### EXTRACTED RECORDS

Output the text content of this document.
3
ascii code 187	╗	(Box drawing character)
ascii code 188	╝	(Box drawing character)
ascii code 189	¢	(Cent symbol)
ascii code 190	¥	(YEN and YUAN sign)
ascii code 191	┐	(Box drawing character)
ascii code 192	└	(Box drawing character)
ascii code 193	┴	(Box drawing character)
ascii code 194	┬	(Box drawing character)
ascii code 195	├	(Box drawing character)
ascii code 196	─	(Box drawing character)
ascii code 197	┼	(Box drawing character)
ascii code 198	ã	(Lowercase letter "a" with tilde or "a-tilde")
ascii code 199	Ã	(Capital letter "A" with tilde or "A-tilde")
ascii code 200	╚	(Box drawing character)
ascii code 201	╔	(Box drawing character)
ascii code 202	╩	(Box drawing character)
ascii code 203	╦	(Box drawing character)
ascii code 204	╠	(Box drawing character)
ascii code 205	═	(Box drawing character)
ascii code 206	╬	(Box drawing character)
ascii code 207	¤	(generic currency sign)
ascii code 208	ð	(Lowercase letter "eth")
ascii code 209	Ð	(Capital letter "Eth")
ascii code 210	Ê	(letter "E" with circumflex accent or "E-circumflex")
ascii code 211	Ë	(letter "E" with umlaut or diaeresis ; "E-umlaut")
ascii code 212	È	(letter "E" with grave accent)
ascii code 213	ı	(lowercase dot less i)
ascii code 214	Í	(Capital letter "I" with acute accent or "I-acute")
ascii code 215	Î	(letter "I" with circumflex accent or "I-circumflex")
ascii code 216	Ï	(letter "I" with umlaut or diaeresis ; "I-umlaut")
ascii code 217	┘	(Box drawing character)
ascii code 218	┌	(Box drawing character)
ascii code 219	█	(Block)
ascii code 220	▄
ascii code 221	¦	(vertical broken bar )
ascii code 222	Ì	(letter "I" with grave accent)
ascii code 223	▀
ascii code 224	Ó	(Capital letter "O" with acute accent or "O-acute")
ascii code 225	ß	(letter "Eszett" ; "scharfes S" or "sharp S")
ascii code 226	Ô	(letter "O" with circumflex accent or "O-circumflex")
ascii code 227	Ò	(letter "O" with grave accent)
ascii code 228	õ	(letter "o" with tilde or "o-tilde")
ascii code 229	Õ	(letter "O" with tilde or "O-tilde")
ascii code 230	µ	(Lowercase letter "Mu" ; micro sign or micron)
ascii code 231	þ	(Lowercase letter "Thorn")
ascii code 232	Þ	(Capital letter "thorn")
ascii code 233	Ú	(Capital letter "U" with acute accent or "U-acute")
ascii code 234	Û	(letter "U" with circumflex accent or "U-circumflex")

######

Using the listing above, locate the lines that hold "diaeresis" and copy each one.

## CORRECT ANSWER
ascii code 211	Ë	(letter "E" with umlaut or diaeresis ; "E-umlaut")
ascii code 216	Ï	(letter "I" with umlaut or diaeresis ; "I-umlaut")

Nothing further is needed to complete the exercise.